READING TEXT >>
● ● ● ● ●
September, 2010: “The Foundation and Planned Giving - Life Insurance Gifts”

by Mike Bourland
American Football Coaches Foundation

Courtesy: AFCA
Release: 10/01/2010

In previous editions of the Extra Point, we continued our discussion of various methods of Planned Giving which can assist The American Football Coaches Foundation (the “Foundation”) meet its financial requirements.  Planned Giving, as has been discussed, is the structured and pre-planned way to donate to the Foundation.  It is charitable giving through Wills, Living Trusts, Life Insurance, Charitable Gift Annuities, Charitable Remainder Trusts and other advance planning methods.  In the most recent issue of the Extra Point we discussed Foundation giving through Charitable Remainder Trust (“CRT”) as the Planned Giving technique of choice.  In this issue, we will discuss Life Insurance, another Planned Giving technique.  But before doing that let’s again review key aspects of the Foundation, its goals and how it accomplishes its goals.

The goals of the Foundation are to provide funding for the education of American football coaches to better serve the public through role modeling and character development for young men and young women and the promotion and enhancement of the coaches’ technical skills and coaching capabilities.  The Foundation is a publicly supported, tax-exempt charity. Contributions to the Foundation qualify for an income tax, gift tax and estate tax charitable deduction to the donor. Revenue generation activities of the Foundation should be structured to maintain its advantageous publicly supported, tax-exempt charity status.

The American Football Coaches Association (AFCA) is a tax-exempt trade association. Contributions to the AFCA do not qualify for an income tax charitable deduction to the donor.

For the Foundation to meet the requirements of a publicly supported tax-exempt charity, the Foundation must receive at least one-third (1/3) of its support from a large number of donors, which includes AFCA member coaches.  That is why your annual contributions are anticipated and strategic to the success of the Foundation.  For every dollar given by an AFCA member coach, the Foundation can receive two additional dollars from a larger donor or donor foundation without endangering the Foundation’s favorable publicly supported, tax-exempt status.  As you are now familiar with this rule, you can see how every AFCA member coach’s personal involvement is important to the Foundation’s game plan to solicit and receive contributions from wealthy individual and their family foundation donors. With all of these gifts, the Foundation has funds that it can put to work to support the Foundation’s goals.
● ● ● ● ●
DATA PROVIDED >>

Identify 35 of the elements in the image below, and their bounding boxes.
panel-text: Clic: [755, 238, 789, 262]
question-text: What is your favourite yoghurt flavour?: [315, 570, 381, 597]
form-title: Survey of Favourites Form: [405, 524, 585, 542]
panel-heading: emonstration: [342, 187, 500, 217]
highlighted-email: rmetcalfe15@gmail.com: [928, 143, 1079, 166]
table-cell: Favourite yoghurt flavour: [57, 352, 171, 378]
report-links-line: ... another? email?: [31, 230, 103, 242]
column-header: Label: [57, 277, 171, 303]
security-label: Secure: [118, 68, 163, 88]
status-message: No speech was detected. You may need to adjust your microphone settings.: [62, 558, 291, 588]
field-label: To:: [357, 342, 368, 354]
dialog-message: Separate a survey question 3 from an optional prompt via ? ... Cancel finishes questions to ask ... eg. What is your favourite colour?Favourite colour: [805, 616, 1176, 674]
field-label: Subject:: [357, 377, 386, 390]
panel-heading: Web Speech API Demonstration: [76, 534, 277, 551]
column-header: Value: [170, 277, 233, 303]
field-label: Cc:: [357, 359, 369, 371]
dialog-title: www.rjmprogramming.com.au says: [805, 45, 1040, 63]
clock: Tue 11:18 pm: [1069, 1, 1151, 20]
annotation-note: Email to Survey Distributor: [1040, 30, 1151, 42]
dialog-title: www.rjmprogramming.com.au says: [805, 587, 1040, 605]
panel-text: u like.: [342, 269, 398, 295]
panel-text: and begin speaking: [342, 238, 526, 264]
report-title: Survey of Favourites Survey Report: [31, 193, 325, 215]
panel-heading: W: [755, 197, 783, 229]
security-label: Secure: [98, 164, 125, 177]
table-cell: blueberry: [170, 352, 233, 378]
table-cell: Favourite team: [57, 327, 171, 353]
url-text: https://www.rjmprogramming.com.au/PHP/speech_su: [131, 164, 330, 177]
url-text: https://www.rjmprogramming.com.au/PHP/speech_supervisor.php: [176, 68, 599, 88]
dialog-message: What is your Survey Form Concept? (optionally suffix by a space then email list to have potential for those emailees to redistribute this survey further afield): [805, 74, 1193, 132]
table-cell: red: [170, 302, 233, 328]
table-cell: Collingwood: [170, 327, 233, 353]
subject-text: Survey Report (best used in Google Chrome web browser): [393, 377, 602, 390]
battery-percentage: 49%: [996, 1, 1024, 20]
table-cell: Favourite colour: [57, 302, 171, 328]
● ● ● ● ●
TO DO >>
a - According to the planned giving article, what share of its support must the Foundation receive from a large number of donors to meet the requirements of a publicly supported tax-exempt charity?
b - Decide whether each statement agrees with the planned giving article, answering yes or no and quoting the words that decide it: (i) Contributions to the AFCA qualify for an income tax charitable deduction to the donor. (ii) The most recent issue of the Extra Point discussed the Charitable Remainder Trust. (iii) For every dollar given by an AFCA member coach, the Foundation can receive two additional dollars from a larger donor or donor foundation.
c - Pick up the planned giving article after its final sentence and write its continuation.

RESPONSES IN ORDER >>
a - At least one-third (1/3) of its support.

b -
(i) No: "Contributions to the AFCA do not qualify for an income tax charitable deduction to the donor."
(ii) Yes: "In the most recent issue of the Extra Point we discussed Foundation giving through Charitable Remainder Trust (“CRT”) as the Planned Giving technique of choice."
(iii) Yes: "For every dollar given by an AFCA member coach, the Foundation can receive two additional dollars from a larger donor or donor foundation without endangering the Foundation’s favorable publicly supported, tax-exempt status."

c -
One of the Planned Giving techniques that donors can use to give to the Foundation is a gift of Life Insurance.  A donor, including AFCF member coaches, can make a significant gift to the Foundation by naming the Foundation as the beneficiary or owner/beneficiary of a Life Insurance policy on the donor’s life.  Here is how it works.

A donor who believes in the goals of the Foundation applies for and receives a Life Insurance policy on his or her life.  When the application for the Life Insurance is signed, the donor names the Foundation as the beneficiary of the death benefit (proceeds) of the Life Insurance policy.   During his or her life, the donor (the insured under the Life Insurance policy) owns the policy and pays the Life Insurance premiums on the policy.  No income tax charitable deduction is allowed the donor/insured for the payment of the Life Insurance premiums.  Upon the insured’s death, the death benefit (proceeds) of the Life Insurance policy is paid to the Foundation.  The payment of the proceeds to the Foundation is estate and income tax free to the donor-insured and income free to the Foundation.

As an alternative, the donor-insured, upon applying for the Life Insurance policy, can immediately transfer ownership of the Life Insurance policy to the Foundation.  The Foundation can then names itself as beneficiary of the death benefit (proceeds) of the Life Insurance policy.  The insured can then make income tax deductible gifts annually to the Foundation to pay the premiums on the Life Insurance policy owned by the Foundation on the donor-insured’s life.  Upon the donor-insured’s death, the death benefit (proceeds) of the Life Insurance policy is paid to the Foundation.  The payment of the death benefit (proceeds) to the Foundation is estate and income tax free to the donor-insured and income tax free to the Foundation.

As noted in previous articles, even though contributions from wealthy donors are needed, a wealth donor’s contribution in excess of two percent of Total Contributions received by the Foundation will not qualify in satisfying the Foundation’s one-third public support test.  That means that small contributions by a large number of donors (thereby increasing Total Contributions to the Foundation) are necessary to get the maximum benefit from the larger contributions of wealthy donors.  Every dollar that a member coach contributes, and every dollar that is contributed because of member coaches’ active support in involving a large segment of the coaches’ community and school opens the door for maximum benefit from larger donations.  The effect is circular:  Member coaches raise money and awareness, and these contributions allow larger donations from wealthy donors, including wealthy individuals and foundations. The result is the generation of significant revenue to the Foundation to aid the Foundation in achieving its goals.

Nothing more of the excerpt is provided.